Count every line that includes the string "contributions" in the entries that follow. Nothing besides the number is needed.

RECORDS FOR PROCESSING:
_____
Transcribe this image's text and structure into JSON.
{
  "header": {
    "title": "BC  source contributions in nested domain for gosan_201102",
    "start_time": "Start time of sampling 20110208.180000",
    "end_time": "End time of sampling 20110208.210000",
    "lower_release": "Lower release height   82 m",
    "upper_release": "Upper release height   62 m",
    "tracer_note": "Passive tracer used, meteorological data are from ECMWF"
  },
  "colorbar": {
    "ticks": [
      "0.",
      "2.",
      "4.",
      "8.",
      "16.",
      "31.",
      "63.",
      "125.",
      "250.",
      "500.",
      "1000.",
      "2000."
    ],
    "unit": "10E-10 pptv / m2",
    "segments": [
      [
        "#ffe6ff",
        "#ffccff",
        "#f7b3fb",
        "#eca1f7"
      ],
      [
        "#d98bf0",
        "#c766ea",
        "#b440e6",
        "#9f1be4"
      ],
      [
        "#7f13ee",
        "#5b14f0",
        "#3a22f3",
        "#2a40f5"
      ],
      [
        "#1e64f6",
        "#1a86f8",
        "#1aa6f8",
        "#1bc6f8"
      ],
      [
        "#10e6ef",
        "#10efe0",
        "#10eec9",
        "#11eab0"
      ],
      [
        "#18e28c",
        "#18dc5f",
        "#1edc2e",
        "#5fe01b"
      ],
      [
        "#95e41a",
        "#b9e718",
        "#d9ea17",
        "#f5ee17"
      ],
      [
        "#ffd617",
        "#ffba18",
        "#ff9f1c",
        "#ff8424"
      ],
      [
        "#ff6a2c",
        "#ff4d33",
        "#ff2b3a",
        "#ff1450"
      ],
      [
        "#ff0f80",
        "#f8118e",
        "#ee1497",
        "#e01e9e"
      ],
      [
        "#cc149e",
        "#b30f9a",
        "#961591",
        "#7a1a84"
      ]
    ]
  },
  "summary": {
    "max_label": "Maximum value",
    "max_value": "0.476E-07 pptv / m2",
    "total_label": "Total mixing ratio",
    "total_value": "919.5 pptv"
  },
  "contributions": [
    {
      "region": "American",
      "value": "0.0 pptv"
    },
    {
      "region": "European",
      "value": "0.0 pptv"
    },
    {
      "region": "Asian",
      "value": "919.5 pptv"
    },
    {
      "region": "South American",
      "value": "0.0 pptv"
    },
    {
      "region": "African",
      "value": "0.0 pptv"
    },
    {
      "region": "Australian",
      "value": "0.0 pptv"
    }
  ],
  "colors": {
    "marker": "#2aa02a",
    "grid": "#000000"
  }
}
_____
RESPONSE FOR THIS EXERCISE: 2